## START

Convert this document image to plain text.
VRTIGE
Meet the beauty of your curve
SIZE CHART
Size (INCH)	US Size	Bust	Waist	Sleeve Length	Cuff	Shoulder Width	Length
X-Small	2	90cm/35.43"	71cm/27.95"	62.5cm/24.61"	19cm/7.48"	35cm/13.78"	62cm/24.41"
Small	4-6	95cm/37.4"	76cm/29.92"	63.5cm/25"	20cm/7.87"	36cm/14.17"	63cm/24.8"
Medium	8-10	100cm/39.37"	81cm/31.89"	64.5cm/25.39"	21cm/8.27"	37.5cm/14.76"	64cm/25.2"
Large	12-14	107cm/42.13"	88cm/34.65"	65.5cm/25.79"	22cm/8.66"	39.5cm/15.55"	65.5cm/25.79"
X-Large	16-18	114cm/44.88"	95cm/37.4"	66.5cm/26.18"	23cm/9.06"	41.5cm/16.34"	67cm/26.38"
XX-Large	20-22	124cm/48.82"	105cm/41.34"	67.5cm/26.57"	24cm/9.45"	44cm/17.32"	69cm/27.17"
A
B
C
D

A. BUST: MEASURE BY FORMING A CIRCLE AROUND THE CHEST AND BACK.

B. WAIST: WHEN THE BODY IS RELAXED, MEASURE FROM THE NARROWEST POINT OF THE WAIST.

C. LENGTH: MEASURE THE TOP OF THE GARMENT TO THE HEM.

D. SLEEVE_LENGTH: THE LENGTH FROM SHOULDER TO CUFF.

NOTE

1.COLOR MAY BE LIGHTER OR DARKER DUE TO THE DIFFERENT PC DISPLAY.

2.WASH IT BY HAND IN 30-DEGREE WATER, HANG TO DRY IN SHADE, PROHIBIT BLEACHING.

## END

**OBJECTIVE:** Reproduce the records above exactly.

**ANSWER TO THE PROBLEM:**
Convert this document image to plain text.
VRTIGE
Meet the beauty of your curve
SIZE CHART
Size (INCH)	US Size	Bust	Waist	Sleeve Length	Cuff	Shoulder Width	Length
X-Small	2	90cm/35.43"	71cm/27.95"	62.5cm/24.61"	19cm/7.48"	35cm/13.78"	62cm/24.41"
Small	4-6	95cm/37.4"	76cm/29.92"	63.5cm/25"	20cm/7.87"	36cm/14.17"	63cm/24.8"
Medium	8-10	100cm/39.37"	81cm/31.89"	64.5cm/25.39"	21cm/8.27"	37.5cm/14.76"	64cm/25.2"
Large	12-14	107cm/42.13"	88cm/34.65"	65.5cm/25.79"	22cm/8.66"	39.5cm/15.55"	65.5cm/25.79"
X-Large	16-18	114cm/44.88"	95cm/37.4"	66.5cm/26.18"	23cm/9.06"	41.5cm/16.34"	67cm/26.38"
XX-Large	20-22	124cm/48.82"	105cm/41.34"	67.5cm/26.57"	24cm/9.45"	44cm/17.32"	69cm/27.17"
A
B
C
D

A. BUST: MEASURE BY FORMING A CIRCLE AROUND THE CHEST AND BACK.

B. WAIST: WHEN THE BODY IS RELAXED, MEASURE FROM THE NARROWEST POINT OF THE WAIST.

C. LENGTH: MEASURE THE TOP OF THE GARMENT TO THE HEM.

D. SLEEVE_LENGTH: THE LENGTH FROM SHOULDER TO CUFF.

NOTE

1.COLOR MAY BE LIGHTER OR DARKER DUE TO THE DIFFERENT PC DISPLAY.

2.WASH IT BY HAND IN 30-DEGREE WATER, HANG TO DRY IN SHADE, PROHIBIT BLEACHING.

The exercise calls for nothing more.